* BEGIN DATA LISTING *

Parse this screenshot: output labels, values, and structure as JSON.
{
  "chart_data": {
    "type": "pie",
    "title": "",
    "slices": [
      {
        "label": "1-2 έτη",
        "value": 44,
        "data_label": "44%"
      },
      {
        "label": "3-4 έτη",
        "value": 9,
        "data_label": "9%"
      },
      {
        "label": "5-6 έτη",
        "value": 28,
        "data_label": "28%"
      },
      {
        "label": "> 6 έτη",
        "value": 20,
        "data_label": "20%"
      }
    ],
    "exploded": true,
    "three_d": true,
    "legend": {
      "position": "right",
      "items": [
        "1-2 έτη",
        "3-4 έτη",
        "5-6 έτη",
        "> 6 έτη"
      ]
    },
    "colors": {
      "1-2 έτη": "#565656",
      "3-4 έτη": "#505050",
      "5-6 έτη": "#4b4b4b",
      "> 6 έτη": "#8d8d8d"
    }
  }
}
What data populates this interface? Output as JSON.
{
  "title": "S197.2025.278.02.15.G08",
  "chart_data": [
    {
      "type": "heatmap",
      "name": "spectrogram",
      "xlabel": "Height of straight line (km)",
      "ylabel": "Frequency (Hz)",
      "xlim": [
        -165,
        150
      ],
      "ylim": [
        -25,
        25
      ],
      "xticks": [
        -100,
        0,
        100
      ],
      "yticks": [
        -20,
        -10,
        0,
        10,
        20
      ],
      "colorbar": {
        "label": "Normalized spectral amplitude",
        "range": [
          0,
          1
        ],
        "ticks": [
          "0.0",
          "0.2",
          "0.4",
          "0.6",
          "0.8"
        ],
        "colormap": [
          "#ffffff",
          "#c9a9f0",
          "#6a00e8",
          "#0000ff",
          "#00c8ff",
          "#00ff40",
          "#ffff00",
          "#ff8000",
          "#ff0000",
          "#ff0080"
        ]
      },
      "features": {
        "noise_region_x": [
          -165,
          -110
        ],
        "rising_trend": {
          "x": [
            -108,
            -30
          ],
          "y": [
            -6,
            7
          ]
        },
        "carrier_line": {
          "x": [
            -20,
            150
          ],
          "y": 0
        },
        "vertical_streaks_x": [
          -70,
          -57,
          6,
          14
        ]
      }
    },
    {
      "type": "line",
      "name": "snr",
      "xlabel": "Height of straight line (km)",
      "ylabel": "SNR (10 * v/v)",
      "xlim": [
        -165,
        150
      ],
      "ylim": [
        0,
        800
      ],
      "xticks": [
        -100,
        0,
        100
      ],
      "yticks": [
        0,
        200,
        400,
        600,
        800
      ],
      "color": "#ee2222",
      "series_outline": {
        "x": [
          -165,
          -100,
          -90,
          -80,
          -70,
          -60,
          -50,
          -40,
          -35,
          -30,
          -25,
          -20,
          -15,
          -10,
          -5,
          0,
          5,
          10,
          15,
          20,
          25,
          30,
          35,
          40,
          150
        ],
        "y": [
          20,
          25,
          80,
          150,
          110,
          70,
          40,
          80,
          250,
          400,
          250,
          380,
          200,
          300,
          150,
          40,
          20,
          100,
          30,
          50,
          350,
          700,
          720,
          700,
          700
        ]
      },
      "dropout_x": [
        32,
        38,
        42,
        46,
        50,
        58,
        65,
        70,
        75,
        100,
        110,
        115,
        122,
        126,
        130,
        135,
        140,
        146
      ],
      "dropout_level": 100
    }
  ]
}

* END DATA LISTING *

- EXERCISE REQUIREMENTS -
Figure out how many lines above include the string "ylabel", then report that number and nothing else.

- SOLUTION TO THIS EXERCISE -
2